*** Provided material ***

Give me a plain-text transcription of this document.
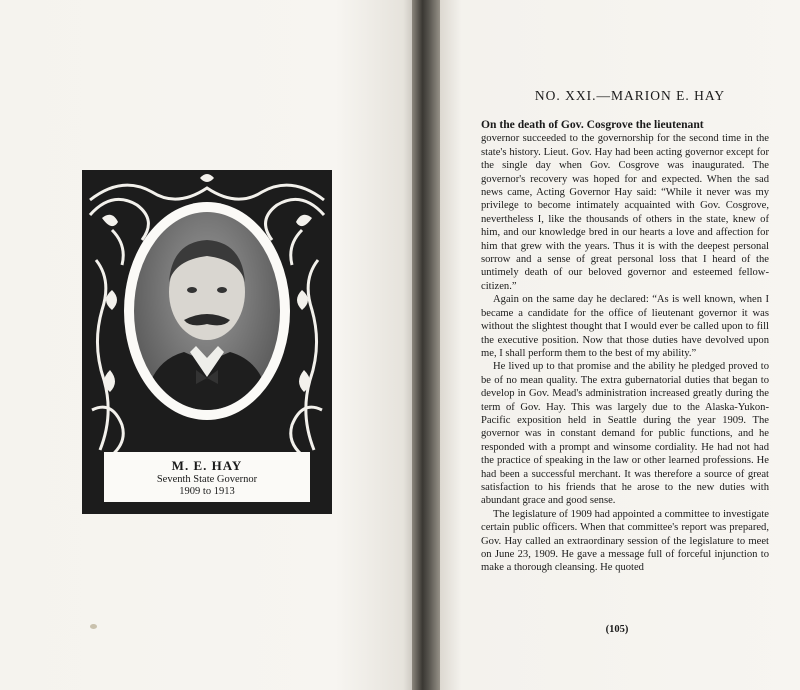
M. E. HAY
Seventh State Governor
1909 to 1913
NO. XXI.—MARION E. HAY

On the death of Gov. Cosgrove the lieutenant

governor succeeded to the governorship for the second time in the state's history. Lieut. Gov. Hay had been acting governor except for the single day when Gov. Cosgrove was inaugurated. The governor's recovery was hoped for and expected. When the sad news came, Acting Governor Hay said: “While it never was my privilege to become intimately acquainted with Gov. Cosgrove, nevertheless I, like the thousands of others in the state, knew of him, and our knowledge bred in our hearts a love and affection for him that grew with the years. Thus it is with the deepest personal sorrow and a sense of great personal loss that I heard of the untimely death of our beloved governor and esteemed fellow-citizen.”

Again on the same day he declared: “As is well known, when I became a candidate for the office of lieutenant governor it was without the slightest thought that I would ever be called upon to fill the executive position. Now that those duties have devolved upon me, I shall perform them to the best of my ability.”

He lived up to that promise and the ability he pledged proved to be of no mean quality. The extra gubernatorial duties that began to develop in Gov. Mead's administration increased greatly during the term of Gov. Hay. This was largely due to the Alaska-Yukon-Pacific exposition held in Seattle during the year 1909. The governor was in constant demand for public functions, and he responded with a prompt and winsome cordiality. He had not had the practice of speaking in the law or other learned professions. He had been a successful merchant. It was therefore a source of great satisfaction to his friends that he arose to the new duties with abundant grace and good sense.

The legislature of 1909 had appointed a committee to investigate certain public officers. When that committee's report was prepared, Gov. Hay called an extraordinary session of the legislature to meet on June 23, 1909. He gave a message full of forceful injunction to make a thorough cleansing. He quoted

(105)
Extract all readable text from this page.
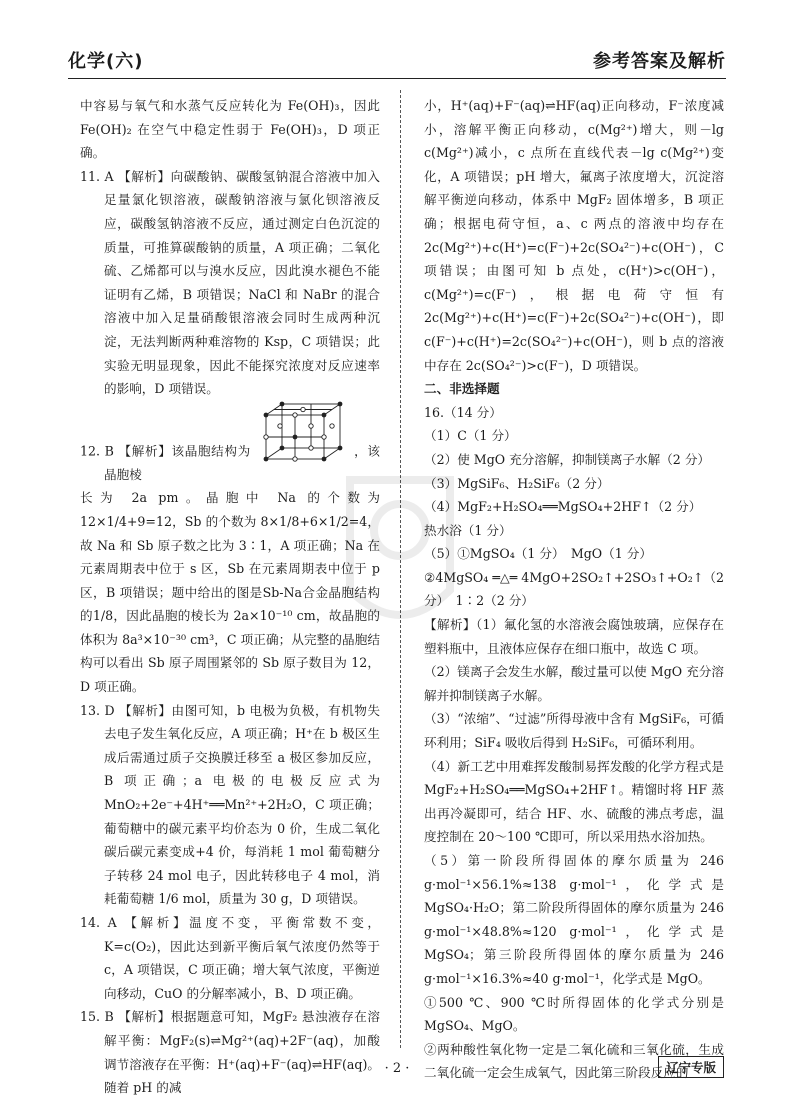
化学(六)	参考答案及解析

中容易与氧气和水蒸气反应转化为 Fe(OH)₃，因此 Fe(OH)₂ 在空气中稳定性弱于 Fe(OH)₃，D 项正确。

11. A 【解析】向碳酸钠、碳酸氢钠混合溶液中加入足量氯化钡溶液，碳酸钠溶液与氯化钡溶液反应，碳酸氢钠溶液不反应，通过测定白色沉淀的质量，可推算碳酸钠的质量，A 项正确；二氧化硫、乙烯都可以与溴水反应，因此溴水褪色不能证明有乙烯，B 项错误；NaCl 和 NaBr 的混合溶液中加入足量硝酸银溶液会同时生成两种沉淀，无法判断两种难溶物的 Ksp，C 项错误；此实验无明显现象，因此不能探究浓度对反应速率的影响，D 项错误。

12. B 【解析】该晶胞结构为	，该晶胞棱

长为 2a pm。晶胞中 Na 的个数为 12×1/4+9=12，Sb 的个数为 8×1/8+6×1/2=4，故 Na 和 Sb 原子数之比为 3∶1，A 项正确；Na 在元素周期表中位于 s 区，Sb 在元素周期表中位于 p 区，B 项错误；题中给出的图是Sb-Na合金晶胞结构的1/8，因此晶胞的棱长为 2a×10⁻¹⁰ cm，故晶胞的体积为 8a³×10⁻³⁰ cm³，C 项正确；从完整的晶胞结构可以看出 Sb 原子周围紧邻的 Sb 原子数目为 12，D 项正确。

13. D 【解析】由图可知，b 电极为负极，有机物失去电子发生氧化反应，A 项正确；H⁺在 b 极区生成后需通过质子交换膜迁移至 a 极区参加反应，B 项正确；a 电极的电极反应式为 MnO₂+2e⁻+4H⁺══Mn²⁺+2H₂O，C 项正确；葡萄糖中的碳元素平均价态为 0 价，生成二氧化碳后碳元素变成+4 价，每消耗 1 mol 葡萄糖分子转移 24 mol 电子，因此转移电子 4 mol，消耗葡萄糖 1/6 mol，质量为 30 g，D 项错误。

14. A 【解析】温度不变，平衡常数不变，K=c(O₂)，因此达到新平衡后氧气浓度仍然等于 c，A 项错误，C 项正确；增大氧气浓度，平衡逆向移动，CuO 的分解率减小，B、D 项正确。

15. B 【解析】根据题意可知，MgF₂ 悬浊液存在溶解平衡：MgF₂(s)⇌Mg²⁺(aq)+2F⁻(aq)，加酸调节溶液存在平衡：H⁺(aq)+F⁻(aq)⇌HF(aq)。随着 pH 的减

小，H⁺(aq)+F⁻(aq)⇌HF(aq)正向移动，F⁻浓度减小，溶解平衡正向移动，c(Mg²⁺)增大，则－lg c(Mg²⁺)减小，c 点所在直线代表－lg c(Mg²⁺)变化，A 项错误；pH 增大，氟离子浓度增大，沉淀溶解平衡逆向移动，体系中 MgF₂ 固体增多，B 项正确；根据电荷守恒，a、c 两点的溶液中均存在 2c(Mg²⁺)+c(H⁺)=c(F⁻)+2c(SO₄²⁻)+c(OH⁻)，C 项错误；由图可知 b 点处，c(H⁺)>c(OH⁻)，c(Mg²⁺)=c(F⁻)，根据电荷守恒有 2c(Mg²⁺)+c(H⁺)=c(F⁻)+2c(SO₄²⁻)+c(OH⁻)，即 c(F⁻)+c(H⁺)=2c(SO₄²⁻)+c(OH⁻)，则 b 点的溶液中存在 2c(SO₄²⁻)>c(F⁻)，D 项错误。

二、非选择题

16.（14 分）

（1）C（1 分）

（2）使 MgO 充分溶解，抑制镁离子水解（2 分）

（3）MgSiF₆、H₂SiF₆（2 分）

（4）MgF₂+H₂SO₄══MgSO₄+2HF↑（2 分）

热水浴（1 分）

（5）①MgSO₄（1 分）　MgO（1 分）

②4MgSO₄ ═△═ 4MgO+2SO₂↑+2SO₃↑+O₂↑（2 分）　1∶2（2 分）

【解析】（1）氟化氢的水溶液会腐蚀玻璃，应保存在塑料瓶中，且液体应保存在细口瓶中，故选 C 项。

（2）镁离子会发生水解，酸过量可以使 MgO 充分溶解并抑制镁离子水解。

（3）“浓缩”、“过滤”所得母液中含有 MgSiF₆，可循环利用；SiF₄ 吸收后得到 H₂SiF₆，可循环利用。

（4）新工艺中用难挥发酸制易挥发酸的化学方程式是 MgF₂+H₂SO₄══MgSO₄+2HF↑。精馏时将 HF 蒸出再冷凝即可，结合 HF、水、硫酸的沸点考虑，温度控制在 20～100 ℃即可，所以采用热水浴加热。

（5）第一阶段所得固体的摩尔质量为 246 g·mol⁻¹×56.1%≈138 g·mol⁻¹，化学式是 MgSO₄·H₂O；第二阶段所得固体的摩尔质量为 246 g·mol⁻¹×48.8%≈120 g·mol⁻¹，化学式是 MgSO₄；第三阶段所得固体的摩尔质量为 246 g·mol⁻¹×16.3%≈40 g·mol⁻¹，化学式是 MgO。

①500 ℃、900 ℃时所得固体的化学式分别是 MgSO₄、MgO。

②两种酸性氧化物一定是二氧化硫和三氧化硫，生成二氧化硫一定会生成氧气，因此第三阶段反应的

· 2 ·	辽宁专版
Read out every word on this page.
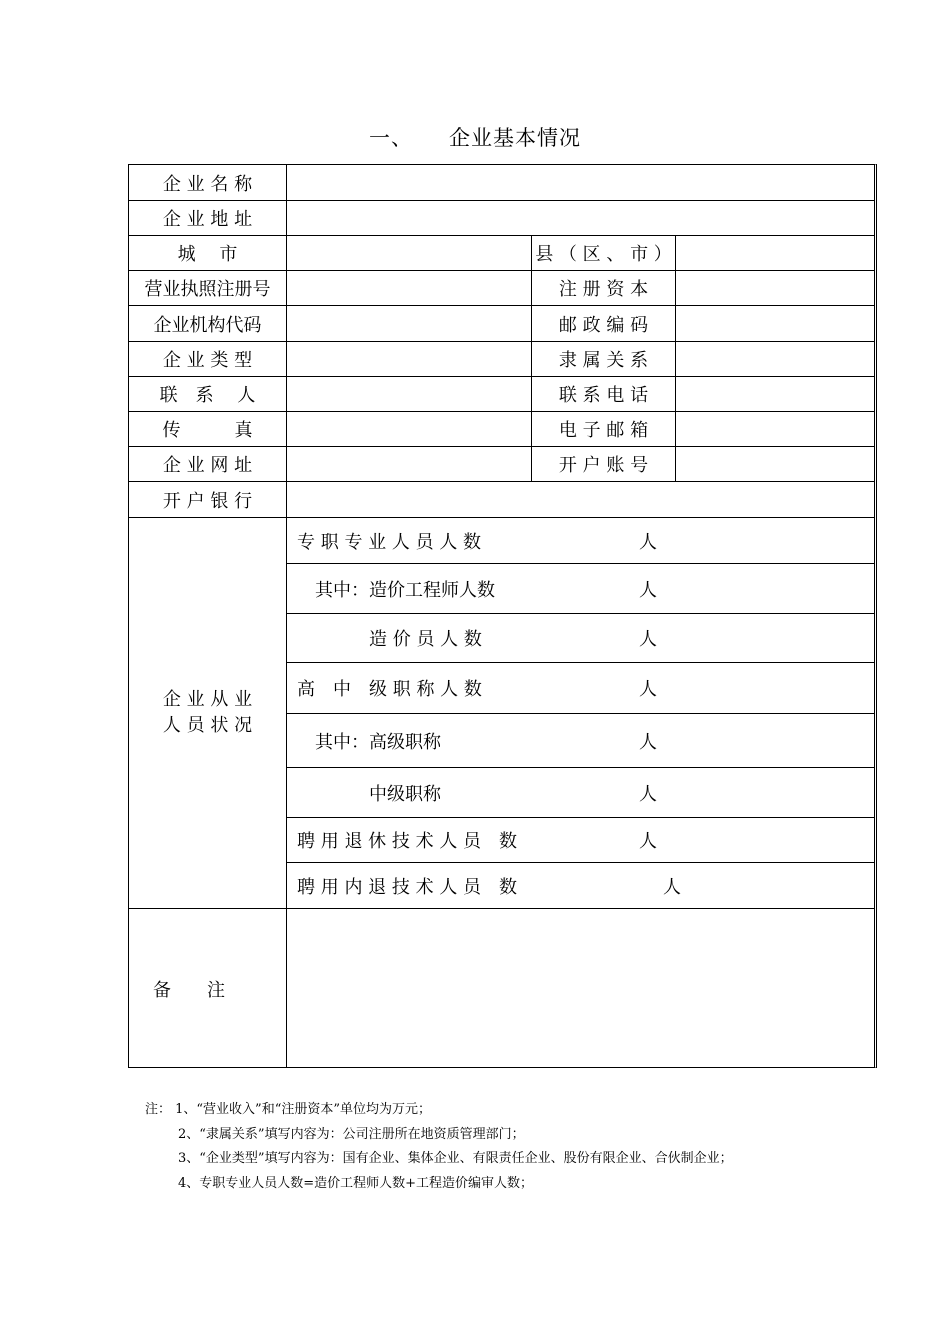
一、 企业基本情况
企 业 名 称
企 业 地 址
城　 市	县 （ 区 、 市 ）
营业执照注册号	注 册 资 本
企业机构代码	邮 政 编 码
企 业 类 型	隶 属 关 系
联　系　 人	联 系 电 话
传　　　真	电 子 邮 箱
企 业 网 址	开 户 账 号
开 户 银 行
企 业 从 业
人 员 状 况
专 职 专 业 人 员 人 数	人
　其中：造价工程师人数	人
　　　　造 价 员 人 数	人
高　中　级 职 称 人 数	人
　其中：高级职称	人
　　　　中级职称	人
聘 用 退 休 技 术 人 员　数	人
聘 用 内 退 技 术 人 员　数	人
备　　注
注： 1、“营业收入”和“注册资本”单位均为万元；
2、“隶属关系”填写内容为：公司注册所在地资质管理部门；
3、“企业类型”填写内容为：国有企业、集体企业、有限责任企业、股份有限企业、合伙制企业；
4、专职专业人员人数=造价工程师人数+工程造价编审人数；
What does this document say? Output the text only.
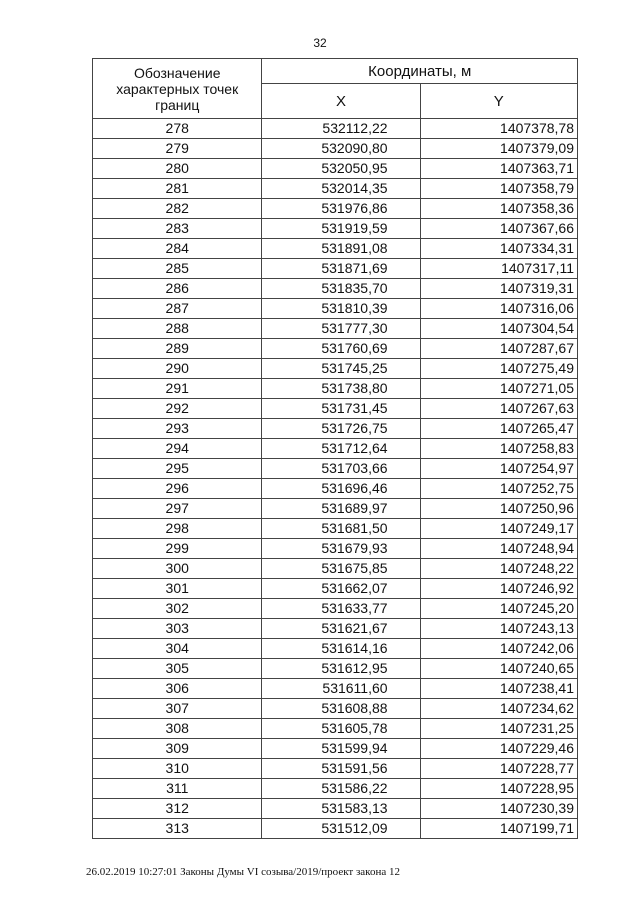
32
Обозначение характерных точек границ	Координаты, м	
	X	Y
278	532112,22	1407378,78
279	532090,80	1407379,09
280	532050,95	1407363,71
281	532014,35	1407358,79
282	531976,86	1407358,36
283	531919,59	1407367,66
284	531891,08	1407334,31
285	531871,69	1407317,11
286	531835,70	1407319,31
287	531810,39	1407316,06
288	531777,30	1407304,54
289	531760,69	1407287,67
290	531745,25	1407275,49
291	531738,80	1407271,05
292	531731,45	1407267,63
293	531726,75	1407265,47
294	531712,64	1407258,83
295	531703,66	1407254,97
296	531696,46	1407252,75
297	531689,97	1407250,96
298	531681,50	1407249,17
299	531679,93	1407248,94
300	531675,85	1407248,22
301	531662,07	1407246,92
302	531633,77	1407245,20
303	531621,67	1407243,13
304	531614,16	1407242,06
305	531612,95	1407240,65
306	531611,60	1407238,41
307	531608,88	1407234,62
308	531605,78	1407231,25
309	531599,94	1407229,46
310	531591,56	1407228,77
311	531586,22	1407228,95
312	531583,13	1407230,39
313	531512,09	1407199,71
26.02.2019 10:27:01 Законы Думы VI созыва/2019/проект закона 12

***

Which lines contain the word "MgSiF₆"? Copy each of them.

#### [The answer]
（3）MgSiF₆、H₂SiF₆（2 分）
（3）“浓缩”、“过滤”所得母液中含有 MgSiF₆，可循环利用；SiF₄ 吸收后得到 H₂SiF₆，可循环利用。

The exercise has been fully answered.